> [Dataset items]:
↓↓↓

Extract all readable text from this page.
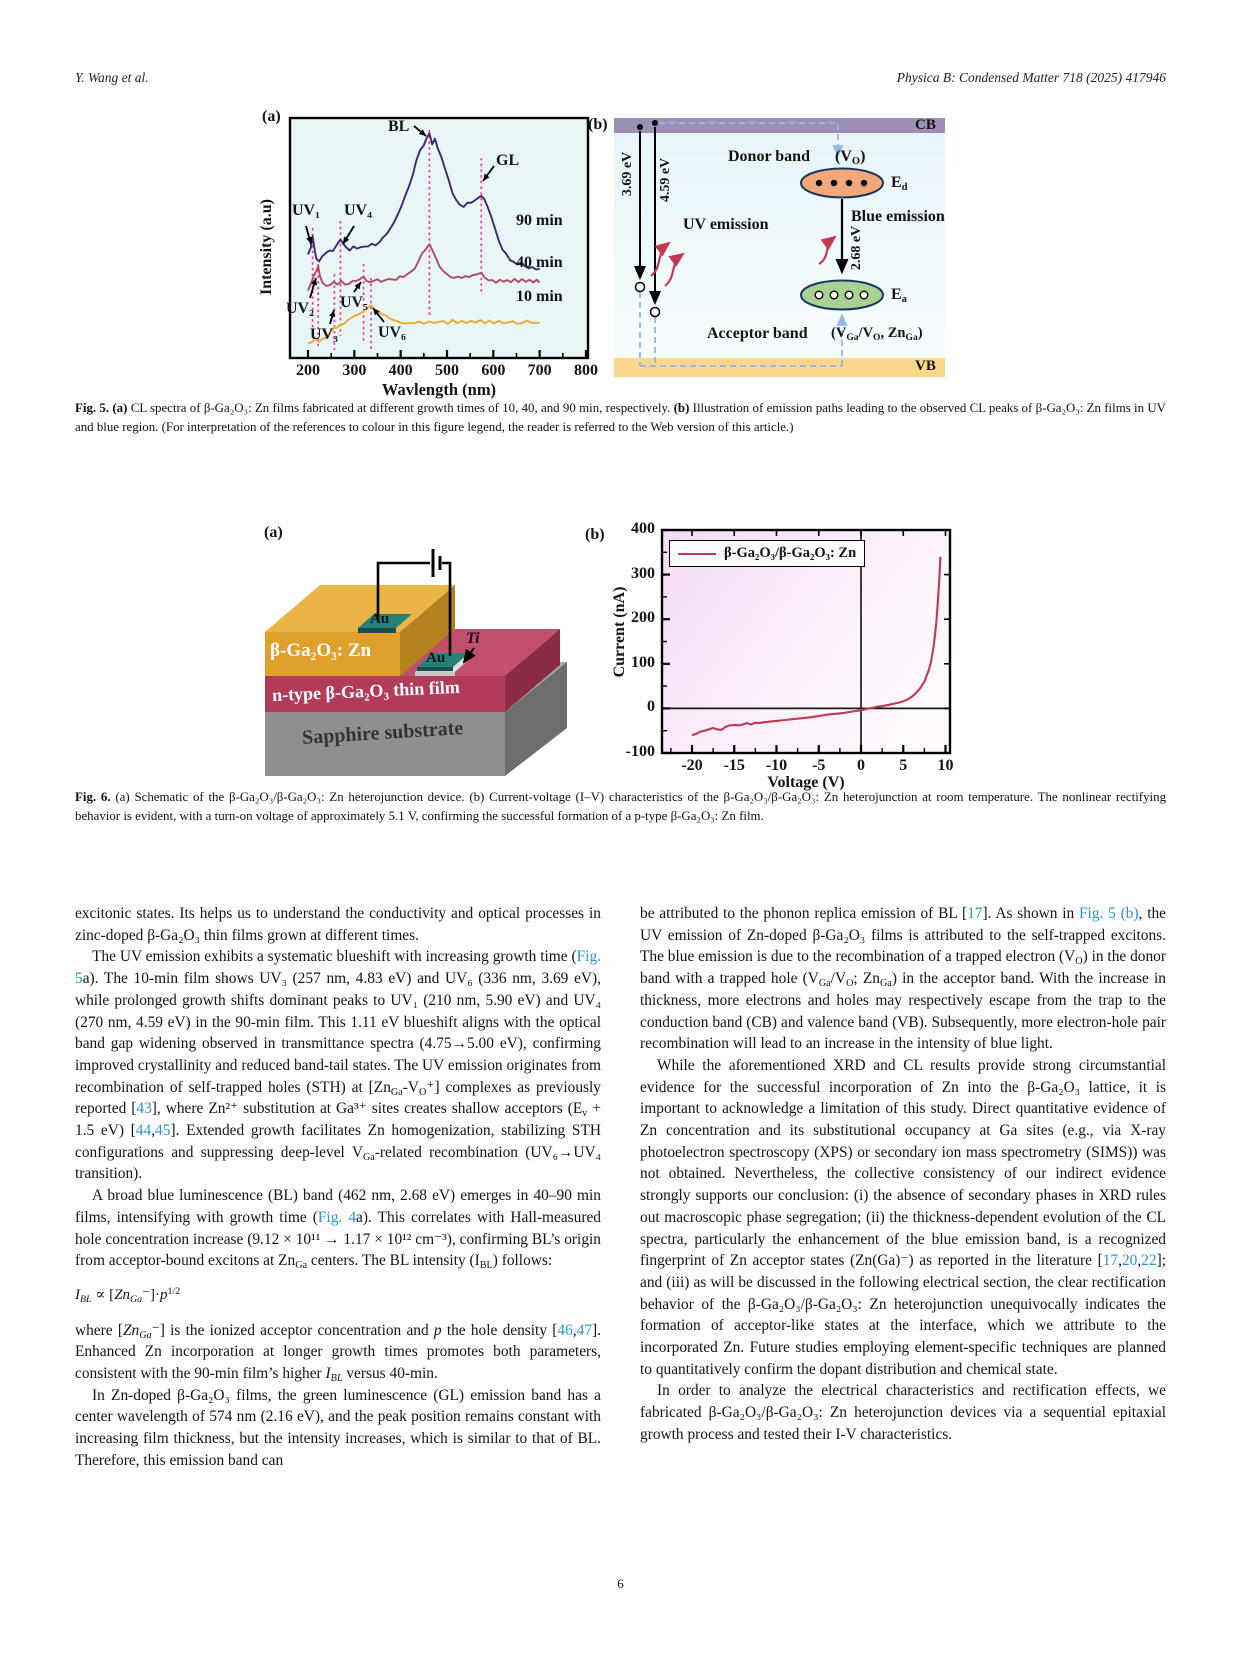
Y. Wang et al.	Physica B: Condensed Matter 718 (2025) 417946
(a)
Intensity (a.u)
Wavlength (nm)
200	300	400	500	600	700	800
BL
GL
UV₁ UV₄
UV₂ UV₅
UV₃	UV₆
90 min
40 min
10 min
(b)	CB
VB
3.69 eV 4.59 eV
UV emission
Donor band (VO)
Ed
Blue emission
2.68 eV
Ea
Acceptor band (VGa/VO, ZnGa)
Fig. 5. (a) CL spectra of β-Ga₂O₃: Zn films fabricated at different growth times of 10, 40, and 90 min, respectively. (b) Illustration of emission paths leading to the observed CL peaks of β-Ga₂O₃: Zn films in UV and blue region. (For interpretation of the references to colour in this figure legend, the reader is referred to the Web version of this article.)
(a)
β-Ga₂O₃: Zn
n-type β-Ga₂O₃ thin film
Sapphire substrate
Au
Au
Ti
(b)
Current (nA)
Voltage (V)
-20	-15	-10	-5	0	5	10
-100
0
100
200
300
400
β-Ga₂O₃/β-Ga₂O₃: Zn
Fig. 6. (a) Schematic of the β-Ga₂O₃/β-Ga₂O₃: Zn heterojunction device. (b) Current-voltage (I–V) characteristics of the β-Ga₂O₃/β-Ga₂O₃: Zn heterojunction at room temperature. The nonlinear rectifying behavior is evident, with a turn-on voltage of approximately 5.1 V, confirming the successful formation of a p-type β-Ga₂O₃: Zn film.

excitonic states. Its helps us to understand the conductivity and optical processes in zinc-doped β-Ga₂O₃ thin films grown at different times.

The UV emission exhibits a systematic blueshift with increasing growth time (Fig. 5a). The 10-min film shows UV₃ (257 nm, 4.83 eV) and UV₆ (336 nm, 3.69 eV), while prolonged growth shifts dominant peaks to UV₁ (210 nm, 5.90 eV) and UV₄ (270 nm, 4.59 eV) in the 90-min film. This 1.11 eV blueshift aligns with the optical band gap widening observed in transmittance spectra (4.75→5.00 eV), confirming improved crystallinity and reduced band-tail states. The UV emission originates from recombination of self-trapped holes (STH) at [ZnGa-VO⁺] complexes as previously reported [43], where Zn²⁺ substitution at Ga³⁺ sites creates shallow acceptors (Ev + 1.5 eV) [44,45]. Extended growth facilitates Zn homogenization, stabilizing STH configurations and suppressing deep-level VGa-related recombination (UV₆→UV₄ transition).

A broad blue luminescence (BL) band (462 nm, 2.68 eV) emerges in 40–90 min films, intensifying with growth time (Fig. 4a). This correlates with Hall-measured hole concentration increase (9.12 × 10¹¹ → 1.17 × 10¹² cm⁻³), confirming BL’s origin from acceptor-bound excitons at ZnGa centers. The BL intensity (IBL) follows:

IBL ∝ $[ZnGa^-]\cdot p^{1/2}$

where [ZnGa⁻] is the ionized acceptor concentration and p the hole density [46,47]. Enhanced Zn incorporation at longer growth times promotes both parameters, consistent with the 90-min film’s higher IBL versus 40-min.

In Zn-doped β-Ga₂O₃ films, the green luminescence (GL) emission band has a center wavelength of 574 nm (2.16 eV), and the peak position remains constant with increasing film thickness, but the intensity increases, which is similar to that of BL. Therefore, this emission band can

be attributed to the phonon replica emission of BL [17]. As shown in Fig. 5 (b), the UV emission of Zn-doped β-Ga₂O₃ films is attributed to the self-trapped excitons. The blue emission is due to the recombination of a trapped electron (VO) in the donor band with a trapped hole (VGa/VO; ZnGa) in the acceptor band. With the increase in thickness, more electrons and holes may respectively escape from the trap to the conduction band (CB) and valence band (VB). Subsequently, more electron-hole pair recombination will lead to an increase in the intensity of blue light.

While the aforementioned XRD and CL results provide strong circumstantial evidence for the successful incorporation of Zn into the β-Ga₂O₃ lattice, it is important to acknowledge a limitation of this study. Direct quantitative evidence of Zn concentration and its substitutional occupancy at Ga sites (e.g., via X-ray photoelectron spectroscopy (XPS) or secondary ion mass spectrometry (SIMS)) was not obtained. Nevertheless, the collective consistency of our indirect evidence strongly supports our conclusion: (i) the absence of secondary phases in XRD rules out macroscopic phase segregation; (ii) the thickness-dependent evolution of the CL spectra, particularly the enhancement of the blue emission band, is a recognized fingerprint of Zn acceptor states (Zn(Ga)⁻) as reported in the literature [17,20,22]; and (iii) as will be discussed in the following electrical section, the clear rectification behavior of the β-Ga₂O₃/β-Ga₂O₃: Zn heterojunction unequivocally indicates the formation of acceptor-like states at the interface, which we attribute to the incorporated Zn. Future studies employing element-specific techniques are planned to quantitatively confirm the dopant distribution and chemical state.

In order to analyze the electrical characteristics and rectification effects, we fabricated β-Ga₂O₃/β-Ga₂O₃: Zn heterojunction devices via a sequential epitaxial growth process and tested their I-V characteristics.

6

↑↑↑

> [Task to complete]: Each line above is to be copied verbatim. Drop any image from the copy.

> [Response below]:
Extract all readable text from this page.
Y. Wang et al.	Physica B: Condensed Matter 718 (2025) 417946
(a)
Intensity (a.u)
Wavlength (nm)
200	300	400	500	600	700	800
BL
GL
UV₁ UV₄
UV₂ UV₅
UV₃	UV₆
90 min
40 min
10 min
(b)	CB
VB
3.69 eV 4.59 eV
UV emission
Donor band (VO)
Ed
Blue emission
2.68 eV
Ea
Acceptor band (VGa/VO, ZnGa)
Fig. 5. (a) CL spectra of β-Ga₂O₃: Zn films fabricated at different growth times of 10, 40, and 90 min, respectively. (b) Illustration of emission paths leading to the observed CL peaks of β-Ga₂O₃: Zn films in UV and blue region. (For interpretation of the references to colour in this figure legend, the reader is referred to the Web version of this article.)
(a)
β-Ga₂O₃: Zn
n-type β-Ga₂O₃ thin film
Sapphire substrate
Au
Au
Ti
(b)
Current (nA)
Voltage (V)
-20	-15	-10	-5	0	5	10
-100
0
100
200
300
400
β-Ga₂O₃/β-Ga₂O₃: Zn
Fig. 6. (a) Schematic of the β-Ga₂O₃/β-Ga₂O₃: Zn heterojunction device. (b) Current-voltage (I–V) characteristics of the β-Ga₂O₃/β-Ga₂O₃: Zn heterojunction at room temperature. The nonlinear rectifying behavior is evident, with a turn-on voltage of approximately 5.1 V, confirming the successful formation of a p-type β-Ga₂O₃: Zn film.

excitonic states. Its helps us to understand the conductivity and optical processes in zinc-doped β-Ga₂O₃ thin films grown at different times.

The UV emission exhibits a systematic blueshift with increasing growth time (Fig. 5a). The 10-min film shows UV₃ (257 nm, 4.83 eV) and UV₆ (336 nm, 3.69 eV), while prolonged growth shifts dominant peaks to UV₁ (210 nm, 5.90 eV) and UV₄ (270 nm, 4.59 eV) in the 90-min film. This 1.11 eV blueshift aligns with the optical band gap widening observed in transmittance spectra (4.75→5.00 eV), confirming improved crystallinity and reduced band-tail states. The UV emission originates from recombination of self-trapped holes (STH) at [ZnGa-VO⁺] complexes as previously reported [43], where Zn²⁺ substitution at Ga³⁺ sites creates shallow acceptors (Ev + 1.5 eV) [44,45]. Extended growth facilitates Zn homogenization, stabilizing STH configurations and suppressing deep-level VGa-related recombination (UV₆→UV₄ transition).

A broad blue luminescence (BL) band (462 nm, 2.68 eV) emerges in 40–90 min films, intensifying with growth time (Fig. 4a). This correlates with Hall-measured hole concentration increase (9.12 × 10¹¹ → 1.17 × 10¹² cm⁻³), confirming BL’s origin from acceptor-bound excitons at ZnGa centers. The BL intensity (IBL) follows:

IBL ∝ $[ZnGa^-]\cdot p^{1/2}$

where [ZnGa⁻] is the ionized acceptor concentration and p the hole density [46,47]. Enhanced Zn incorporation at longer growth times promotes both parameters, consistent with the 90-min film’s higher IBL versus 40-min.

In Zn-doped β-Ga₂O₃ films, the green luminescence (GL) emission band has a center wavelength of 574 nm (2.16 eV), and the peak position remains constant with increasing film thickness, but the intensity increases, which is similar to that of BL. Therefore, this emission band can

be attributed to the phonon replica emission of BL [17]. As shown in Fig. 5 (b), the UV emission of Zn-doped β-Ga₂O₃ films is attributed to the self-trapped excitons. The blue emission is due to the recombination of a trapped electron (VO) in the donor band with a trapped hole (VGa/VO; ZnGa) in the acceptor band. With the increase in thickness, more electrons and holes may respectively escape from the trap to the conduction band (CB) and valence band (VB). Subsequently, more electron-hole pair recombination will lead to an increase in the intensity of blue light.

While the aforementioned XRD and CL results provide strong circumstantial evidence for the successful incorporation of Zn into the β-Ga₂O₃ lattice, it is important to acknowledge a limitation of this study. Direct quantitative evidence of Zn concentration and its substitutional occupancy at Ga sites (e.g., via X-ray photoelectron spectroscopy (XPS) or secondary ion mass spectrometry (SIMS)) was not obtained. Nevertheless, the collective consistency of our indirect evidence strongly supports our conclusion: (i) the absence of secondary phases in XRD rules out macroscopic phase segregation; (ii) the thickness-dependent evolution of the CL spectra, particularly the enhancement of the blue emission band, is a recognized fingerprint of Zn acceptor states (Zn(Ga)⁻) as reported in the literature [17,20,22]; and (iii) as will be discussed in the following electrical section, the clear rectification behavior of the β-Ga₂O₃/β-Ga₂O₃: Zn heterojunction unequivocally indicates the formation of acceptor-like states at the interface, which we attribute to the incorporated Zn. Future studies employing element-specific techniques are planned to quantitatively confirm the dopant distribution and chemical state.

In order to analyze the electrical characteristics and rectification effects, we fabricated β-Ga₂O₃/β-Ga₂O₃: Zn heterojunction devices via a sequential epitaxial growth process and tested their I-V characteristics.

6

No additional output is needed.